[Records that describe figures]
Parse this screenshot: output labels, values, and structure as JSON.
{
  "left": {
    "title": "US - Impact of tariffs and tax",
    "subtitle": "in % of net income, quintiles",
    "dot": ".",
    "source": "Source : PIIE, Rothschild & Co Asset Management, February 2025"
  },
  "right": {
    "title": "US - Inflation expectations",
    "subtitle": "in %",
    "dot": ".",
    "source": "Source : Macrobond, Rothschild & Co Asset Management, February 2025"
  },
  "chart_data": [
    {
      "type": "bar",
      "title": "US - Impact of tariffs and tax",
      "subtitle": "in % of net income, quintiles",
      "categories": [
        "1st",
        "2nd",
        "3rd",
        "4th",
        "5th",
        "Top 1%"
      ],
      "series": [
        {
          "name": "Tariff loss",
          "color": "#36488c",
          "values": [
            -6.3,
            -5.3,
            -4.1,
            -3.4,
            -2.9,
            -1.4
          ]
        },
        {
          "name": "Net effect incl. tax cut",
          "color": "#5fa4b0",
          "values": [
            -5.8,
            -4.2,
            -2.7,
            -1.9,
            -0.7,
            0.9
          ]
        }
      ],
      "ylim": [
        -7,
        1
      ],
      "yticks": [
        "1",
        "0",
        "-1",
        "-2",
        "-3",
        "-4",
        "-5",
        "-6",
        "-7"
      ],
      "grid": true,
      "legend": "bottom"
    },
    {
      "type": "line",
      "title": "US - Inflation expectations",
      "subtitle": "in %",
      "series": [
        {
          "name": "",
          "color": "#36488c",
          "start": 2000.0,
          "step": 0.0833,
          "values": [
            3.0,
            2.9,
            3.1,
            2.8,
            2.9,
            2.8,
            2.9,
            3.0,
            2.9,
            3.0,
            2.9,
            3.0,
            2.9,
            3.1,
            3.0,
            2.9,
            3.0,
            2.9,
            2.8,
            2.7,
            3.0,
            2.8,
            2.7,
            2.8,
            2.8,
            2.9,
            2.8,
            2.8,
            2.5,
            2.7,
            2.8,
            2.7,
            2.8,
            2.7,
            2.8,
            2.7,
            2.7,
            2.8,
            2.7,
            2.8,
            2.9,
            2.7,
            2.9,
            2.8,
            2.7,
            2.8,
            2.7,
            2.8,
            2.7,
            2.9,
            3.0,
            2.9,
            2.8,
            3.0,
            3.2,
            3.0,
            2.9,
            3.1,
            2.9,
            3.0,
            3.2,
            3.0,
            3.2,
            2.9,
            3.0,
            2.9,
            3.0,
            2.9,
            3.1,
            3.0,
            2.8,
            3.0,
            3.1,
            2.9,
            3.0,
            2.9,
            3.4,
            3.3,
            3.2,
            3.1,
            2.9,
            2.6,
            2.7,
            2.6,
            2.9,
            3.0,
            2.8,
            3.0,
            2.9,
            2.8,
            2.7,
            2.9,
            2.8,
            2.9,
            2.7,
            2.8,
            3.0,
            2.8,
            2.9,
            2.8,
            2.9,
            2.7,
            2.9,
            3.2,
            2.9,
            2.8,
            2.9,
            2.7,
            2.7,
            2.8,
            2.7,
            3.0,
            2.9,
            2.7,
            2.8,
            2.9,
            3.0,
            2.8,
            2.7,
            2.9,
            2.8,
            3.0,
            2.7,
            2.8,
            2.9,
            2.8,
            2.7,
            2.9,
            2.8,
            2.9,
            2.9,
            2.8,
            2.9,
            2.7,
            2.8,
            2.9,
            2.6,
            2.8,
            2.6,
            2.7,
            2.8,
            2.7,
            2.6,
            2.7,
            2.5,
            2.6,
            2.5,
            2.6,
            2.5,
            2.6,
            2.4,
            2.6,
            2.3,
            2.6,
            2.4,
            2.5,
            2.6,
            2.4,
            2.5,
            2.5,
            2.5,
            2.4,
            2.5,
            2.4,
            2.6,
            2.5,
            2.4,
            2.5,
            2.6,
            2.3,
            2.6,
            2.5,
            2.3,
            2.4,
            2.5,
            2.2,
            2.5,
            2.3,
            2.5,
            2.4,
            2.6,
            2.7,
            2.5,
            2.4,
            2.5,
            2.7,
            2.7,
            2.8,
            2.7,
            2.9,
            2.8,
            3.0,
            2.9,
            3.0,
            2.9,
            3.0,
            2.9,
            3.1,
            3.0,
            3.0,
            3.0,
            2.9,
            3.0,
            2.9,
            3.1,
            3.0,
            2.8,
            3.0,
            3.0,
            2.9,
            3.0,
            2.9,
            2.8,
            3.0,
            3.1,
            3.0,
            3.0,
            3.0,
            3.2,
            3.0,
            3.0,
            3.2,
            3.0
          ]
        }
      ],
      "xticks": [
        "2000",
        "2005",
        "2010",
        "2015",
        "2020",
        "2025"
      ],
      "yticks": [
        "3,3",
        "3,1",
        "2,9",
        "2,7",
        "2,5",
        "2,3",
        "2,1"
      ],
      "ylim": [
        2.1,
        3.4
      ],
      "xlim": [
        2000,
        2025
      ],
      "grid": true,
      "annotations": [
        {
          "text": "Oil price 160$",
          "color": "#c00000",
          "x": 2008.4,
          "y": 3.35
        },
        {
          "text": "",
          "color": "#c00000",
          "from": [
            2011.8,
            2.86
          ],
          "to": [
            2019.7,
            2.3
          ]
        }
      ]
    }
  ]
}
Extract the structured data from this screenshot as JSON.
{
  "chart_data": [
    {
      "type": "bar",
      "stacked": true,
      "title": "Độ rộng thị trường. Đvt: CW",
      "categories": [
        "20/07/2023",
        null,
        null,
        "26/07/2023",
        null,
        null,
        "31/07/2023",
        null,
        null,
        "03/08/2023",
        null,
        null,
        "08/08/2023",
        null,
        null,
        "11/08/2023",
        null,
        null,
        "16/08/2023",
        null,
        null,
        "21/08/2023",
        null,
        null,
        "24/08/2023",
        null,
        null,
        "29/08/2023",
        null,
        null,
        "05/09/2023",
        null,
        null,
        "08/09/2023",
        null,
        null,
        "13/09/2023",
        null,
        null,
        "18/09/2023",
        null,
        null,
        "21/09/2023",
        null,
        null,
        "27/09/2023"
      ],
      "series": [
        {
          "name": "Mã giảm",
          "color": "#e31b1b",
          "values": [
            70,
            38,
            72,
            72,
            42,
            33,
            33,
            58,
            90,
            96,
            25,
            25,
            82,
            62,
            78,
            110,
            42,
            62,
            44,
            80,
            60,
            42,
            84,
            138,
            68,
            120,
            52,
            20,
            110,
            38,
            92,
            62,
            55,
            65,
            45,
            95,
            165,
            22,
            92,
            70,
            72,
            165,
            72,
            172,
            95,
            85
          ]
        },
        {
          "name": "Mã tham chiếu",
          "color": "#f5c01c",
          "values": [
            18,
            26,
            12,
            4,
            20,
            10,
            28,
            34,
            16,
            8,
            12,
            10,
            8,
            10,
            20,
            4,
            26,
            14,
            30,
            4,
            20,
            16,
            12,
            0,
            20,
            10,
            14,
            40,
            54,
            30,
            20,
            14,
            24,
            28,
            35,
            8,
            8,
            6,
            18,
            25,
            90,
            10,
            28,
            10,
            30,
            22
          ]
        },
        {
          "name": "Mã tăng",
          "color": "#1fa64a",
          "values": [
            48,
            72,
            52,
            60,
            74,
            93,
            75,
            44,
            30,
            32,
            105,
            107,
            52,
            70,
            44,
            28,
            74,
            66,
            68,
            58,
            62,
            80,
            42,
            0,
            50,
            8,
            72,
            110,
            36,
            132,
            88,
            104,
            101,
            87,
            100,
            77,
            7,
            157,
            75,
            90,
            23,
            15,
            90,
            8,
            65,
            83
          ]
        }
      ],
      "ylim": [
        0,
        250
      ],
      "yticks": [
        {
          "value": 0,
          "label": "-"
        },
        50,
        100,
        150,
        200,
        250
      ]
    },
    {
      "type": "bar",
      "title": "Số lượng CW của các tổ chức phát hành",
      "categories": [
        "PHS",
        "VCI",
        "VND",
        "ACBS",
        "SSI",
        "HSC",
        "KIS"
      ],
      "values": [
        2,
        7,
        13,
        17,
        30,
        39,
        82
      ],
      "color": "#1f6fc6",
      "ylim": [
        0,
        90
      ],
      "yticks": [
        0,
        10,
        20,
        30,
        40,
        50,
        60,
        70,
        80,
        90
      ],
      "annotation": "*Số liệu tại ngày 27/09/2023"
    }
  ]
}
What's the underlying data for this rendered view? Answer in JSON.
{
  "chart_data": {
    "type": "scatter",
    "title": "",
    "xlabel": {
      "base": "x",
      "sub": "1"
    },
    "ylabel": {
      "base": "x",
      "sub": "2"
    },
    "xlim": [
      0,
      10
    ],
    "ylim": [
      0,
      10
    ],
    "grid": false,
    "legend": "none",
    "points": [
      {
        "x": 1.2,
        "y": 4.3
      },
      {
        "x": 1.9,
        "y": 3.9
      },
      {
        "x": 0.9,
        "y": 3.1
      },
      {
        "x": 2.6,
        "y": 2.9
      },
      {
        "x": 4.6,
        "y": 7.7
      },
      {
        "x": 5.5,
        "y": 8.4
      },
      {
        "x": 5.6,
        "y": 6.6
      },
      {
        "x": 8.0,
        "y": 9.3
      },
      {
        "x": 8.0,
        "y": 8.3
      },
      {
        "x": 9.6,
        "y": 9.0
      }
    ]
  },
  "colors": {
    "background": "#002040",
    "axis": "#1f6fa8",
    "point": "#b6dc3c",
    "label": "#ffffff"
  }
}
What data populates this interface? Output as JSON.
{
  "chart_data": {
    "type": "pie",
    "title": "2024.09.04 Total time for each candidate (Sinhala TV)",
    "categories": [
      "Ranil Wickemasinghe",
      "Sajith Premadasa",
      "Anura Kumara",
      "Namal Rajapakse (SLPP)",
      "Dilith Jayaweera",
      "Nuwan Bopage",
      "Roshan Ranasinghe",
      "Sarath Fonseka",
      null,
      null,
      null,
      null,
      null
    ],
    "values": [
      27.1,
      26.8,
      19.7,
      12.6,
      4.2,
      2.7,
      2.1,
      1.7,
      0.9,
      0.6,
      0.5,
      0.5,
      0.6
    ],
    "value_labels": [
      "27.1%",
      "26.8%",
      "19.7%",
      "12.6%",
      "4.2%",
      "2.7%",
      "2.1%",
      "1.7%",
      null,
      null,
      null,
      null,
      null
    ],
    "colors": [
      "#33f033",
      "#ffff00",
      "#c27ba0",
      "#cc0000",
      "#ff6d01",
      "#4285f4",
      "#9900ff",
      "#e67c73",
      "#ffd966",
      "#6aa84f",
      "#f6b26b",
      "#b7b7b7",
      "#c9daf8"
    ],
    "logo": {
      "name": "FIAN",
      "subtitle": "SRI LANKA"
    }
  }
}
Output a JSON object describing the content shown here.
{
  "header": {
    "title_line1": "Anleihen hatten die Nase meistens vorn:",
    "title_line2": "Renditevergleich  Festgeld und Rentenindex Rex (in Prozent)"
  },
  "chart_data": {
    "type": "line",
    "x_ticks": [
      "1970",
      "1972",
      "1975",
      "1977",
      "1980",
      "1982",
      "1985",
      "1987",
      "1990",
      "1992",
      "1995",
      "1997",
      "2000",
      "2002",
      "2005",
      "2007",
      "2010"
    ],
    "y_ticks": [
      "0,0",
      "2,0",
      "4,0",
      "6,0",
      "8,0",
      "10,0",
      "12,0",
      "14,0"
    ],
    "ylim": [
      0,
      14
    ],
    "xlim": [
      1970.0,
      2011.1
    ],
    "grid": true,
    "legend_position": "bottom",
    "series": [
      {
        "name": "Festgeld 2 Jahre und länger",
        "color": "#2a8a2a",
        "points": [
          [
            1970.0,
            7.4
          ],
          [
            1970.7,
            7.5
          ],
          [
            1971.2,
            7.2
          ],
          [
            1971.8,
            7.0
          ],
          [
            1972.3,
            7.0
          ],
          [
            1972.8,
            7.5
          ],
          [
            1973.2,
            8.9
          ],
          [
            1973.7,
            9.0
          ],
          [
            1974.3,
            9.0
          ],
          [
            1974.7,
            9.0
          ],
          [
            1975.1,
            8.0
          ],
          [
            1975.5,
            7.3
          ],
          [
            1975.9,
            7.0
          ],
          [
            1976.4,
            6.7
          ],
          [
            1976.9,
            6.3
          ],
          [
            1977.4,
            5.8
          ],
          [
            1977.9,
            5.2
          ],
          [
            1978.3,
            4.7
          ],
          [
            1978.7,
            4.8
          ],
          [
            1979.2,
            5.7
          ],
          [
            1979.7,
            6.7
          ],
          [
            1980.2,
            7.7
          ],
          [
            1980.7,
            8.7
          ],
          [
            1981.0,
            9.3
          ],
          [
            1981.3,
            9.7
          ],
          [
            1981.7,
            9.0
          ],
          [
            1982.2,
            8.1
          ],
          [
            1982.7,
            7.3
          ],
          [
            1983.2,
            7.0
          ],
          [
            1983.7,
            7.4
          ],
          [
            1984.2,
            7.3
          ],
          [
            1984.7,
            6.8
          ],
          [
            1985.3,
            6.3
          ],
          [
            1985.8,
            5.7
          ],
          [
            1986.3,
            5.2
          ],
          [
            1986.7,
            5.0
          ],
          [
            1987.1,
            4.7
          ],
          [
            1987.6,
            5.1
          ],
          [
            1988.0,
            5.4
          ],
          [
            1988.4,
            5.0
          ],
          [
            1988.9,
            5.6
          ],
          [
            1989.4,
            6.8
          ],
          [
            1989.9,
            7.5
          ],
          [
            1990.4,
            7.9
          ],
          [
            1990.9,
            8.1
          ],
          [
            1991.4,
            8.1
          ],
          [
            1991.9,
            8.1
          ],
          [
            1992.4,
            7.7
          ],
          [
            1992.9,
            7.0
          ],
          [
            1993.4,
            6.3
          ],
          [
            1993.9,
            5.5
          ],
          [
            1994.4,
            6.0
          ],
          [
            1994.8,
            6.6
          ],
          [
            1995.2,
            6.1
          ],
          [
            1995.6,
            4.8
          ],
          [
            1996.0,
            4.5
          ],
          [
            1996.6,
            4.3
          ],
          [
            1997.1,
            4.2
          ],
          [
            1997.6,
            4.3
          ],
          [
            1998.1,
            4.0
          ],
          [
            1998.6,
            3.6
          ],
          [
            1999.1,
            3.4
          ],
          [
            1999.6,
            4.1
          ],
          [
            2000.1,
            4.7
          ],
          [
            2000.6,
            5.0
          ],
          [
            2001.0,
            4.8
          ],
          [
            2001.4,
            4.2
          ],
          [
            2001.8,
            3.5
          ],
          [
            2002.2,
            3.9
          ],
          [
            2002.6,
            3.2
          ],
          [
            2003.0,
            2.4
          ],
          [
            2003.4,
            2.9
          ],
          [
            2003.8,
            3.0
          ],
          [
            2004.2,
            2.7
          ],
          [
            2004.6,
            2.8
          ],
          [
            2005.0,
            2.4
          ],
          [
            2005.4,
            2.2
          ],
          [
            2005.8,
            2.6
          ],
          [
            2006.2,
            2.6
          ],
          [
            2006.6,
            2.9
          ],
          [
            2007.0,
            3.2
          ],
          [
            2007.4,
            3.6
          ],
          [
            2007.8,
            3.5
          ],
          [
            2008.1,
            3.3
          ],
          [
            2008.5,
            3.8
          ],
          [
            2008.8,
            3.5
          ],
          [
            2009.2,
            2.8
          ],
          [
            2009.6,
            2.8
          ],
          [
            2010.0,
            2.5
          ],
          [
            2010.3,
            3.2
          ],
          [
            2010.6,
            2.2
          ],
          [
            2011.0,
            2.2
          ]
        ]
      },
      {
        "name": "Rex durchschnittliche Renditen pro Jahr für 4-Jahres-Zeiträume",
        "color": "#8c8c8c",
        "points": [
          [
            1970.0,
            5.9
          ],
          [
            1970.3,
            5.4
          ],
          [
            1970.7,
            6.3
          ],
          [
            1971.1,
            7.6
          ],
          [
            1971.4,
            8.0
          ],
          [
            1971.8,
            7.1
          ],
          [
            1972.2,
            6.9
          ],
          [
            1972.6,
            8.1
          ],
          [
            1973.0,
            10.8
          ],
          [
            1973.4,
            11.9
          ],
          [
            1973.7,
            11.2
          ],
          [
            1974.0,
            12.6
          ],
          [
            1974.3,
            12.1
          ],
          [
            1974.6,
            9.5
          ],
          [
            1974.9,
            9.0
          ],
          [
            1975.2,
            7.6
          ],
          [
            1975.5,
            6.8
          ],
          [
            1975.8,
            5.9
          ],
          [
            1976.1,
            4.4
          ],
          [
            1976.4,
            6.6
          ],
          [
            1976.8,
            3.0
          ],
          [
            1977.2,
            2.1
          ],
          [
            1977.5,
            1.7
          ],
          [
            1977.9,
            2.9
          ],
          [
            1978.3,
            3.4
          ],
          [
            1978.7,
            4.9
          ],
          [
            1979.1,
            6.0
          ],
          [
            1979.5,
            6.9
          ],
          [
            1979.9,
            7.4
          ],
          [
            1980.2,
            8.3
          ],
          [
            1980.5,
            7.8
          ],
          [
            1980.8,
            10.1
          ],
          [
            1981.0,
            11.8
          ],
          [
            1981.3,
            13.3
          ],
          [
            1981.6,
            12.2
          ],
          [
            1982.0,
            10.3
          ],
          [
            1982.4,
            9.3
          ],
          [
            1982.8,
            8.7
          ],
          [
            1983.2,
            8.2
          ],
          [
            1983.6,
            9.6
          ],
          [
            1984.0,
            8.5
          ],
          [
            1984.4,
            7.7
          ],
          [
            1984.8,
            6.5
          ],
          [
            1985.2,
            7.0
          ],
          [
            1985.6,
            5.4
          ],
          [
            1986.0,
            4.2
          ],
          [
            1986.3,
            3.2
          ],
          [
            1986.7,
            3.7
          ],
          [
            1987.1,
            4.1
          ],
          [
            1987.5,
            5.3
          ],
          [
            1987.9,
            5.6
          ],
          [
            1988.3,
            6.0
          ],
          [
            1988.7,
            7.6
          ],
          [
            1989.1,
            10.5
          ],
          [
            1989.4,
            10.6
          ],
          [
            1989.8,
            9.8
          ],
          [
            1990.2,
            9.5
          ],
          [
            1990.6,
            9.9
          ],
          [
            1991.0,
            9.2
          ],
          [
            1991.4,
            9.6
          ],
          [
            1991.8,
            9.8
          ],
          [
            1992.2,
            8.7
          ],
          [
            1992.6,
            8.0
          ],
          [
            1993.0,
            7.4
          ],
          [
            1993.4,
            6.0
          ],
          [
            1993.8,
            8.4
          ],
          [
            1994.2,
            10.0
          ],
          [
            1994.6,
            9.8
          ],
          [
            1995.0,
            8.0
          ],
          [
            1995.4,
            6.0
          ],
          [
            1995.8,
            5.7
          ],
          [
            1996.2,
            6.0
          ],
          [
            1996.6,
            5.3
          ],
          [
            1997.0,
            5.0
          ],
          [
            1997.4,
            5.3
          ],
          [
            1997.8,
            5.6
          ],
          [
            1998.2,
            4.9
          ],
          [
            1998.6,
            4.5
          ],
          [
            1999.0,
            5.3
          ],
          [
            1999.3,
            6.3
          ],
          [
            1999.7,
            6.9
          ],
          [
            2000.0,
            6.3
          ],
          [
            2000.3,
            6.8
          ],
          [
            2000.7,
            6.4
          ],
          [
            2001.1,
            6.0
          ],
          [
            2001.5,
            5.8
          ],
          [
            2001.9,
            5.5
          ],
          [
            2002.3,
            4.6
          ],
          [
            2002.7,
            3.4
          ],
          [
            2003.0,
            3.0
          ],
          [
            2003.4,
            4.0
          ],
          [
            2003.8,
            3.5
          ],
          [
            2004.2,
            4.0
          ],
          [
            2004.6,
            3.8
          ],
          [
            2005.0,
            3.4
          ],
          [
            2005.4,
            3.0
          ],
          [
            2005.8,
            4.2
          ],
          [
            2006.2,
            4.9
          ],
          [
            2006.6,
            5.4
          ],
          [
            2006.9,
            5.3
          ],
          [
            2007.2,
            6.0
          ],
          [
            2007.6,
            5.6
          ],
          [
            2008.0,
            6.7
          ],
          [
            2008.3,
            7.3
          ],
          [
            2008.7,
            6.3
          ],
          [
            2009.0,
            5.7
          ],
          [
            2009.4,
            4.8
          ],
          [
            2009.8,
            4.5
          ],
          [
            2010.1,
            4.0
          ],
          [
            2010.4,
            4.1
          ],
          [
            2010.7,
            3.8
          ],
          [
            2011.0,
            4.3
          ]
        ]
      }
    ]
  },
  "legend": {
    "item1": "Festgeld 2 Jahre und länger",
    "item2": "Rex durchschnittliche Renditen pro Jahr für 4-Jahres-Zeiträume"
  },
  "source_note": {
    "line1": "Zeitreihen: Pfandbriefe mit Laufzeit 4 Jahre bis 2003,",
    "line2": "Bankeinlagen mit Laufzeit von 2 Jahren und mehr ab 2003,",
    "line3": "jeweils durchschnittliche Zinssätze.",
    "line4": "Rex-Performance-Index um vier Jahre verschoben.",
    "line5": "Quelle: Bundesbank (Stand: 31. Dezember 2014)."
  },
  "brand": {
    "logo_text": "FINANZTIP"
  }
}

- EXERCISE DETAILS
Copy out every line of the listing that includes the string "What".

- SOLUTION TO THIS TASK
What's the underlying data for this rendered view? Answer in JSON.
What data populates this interface? Output as JSON.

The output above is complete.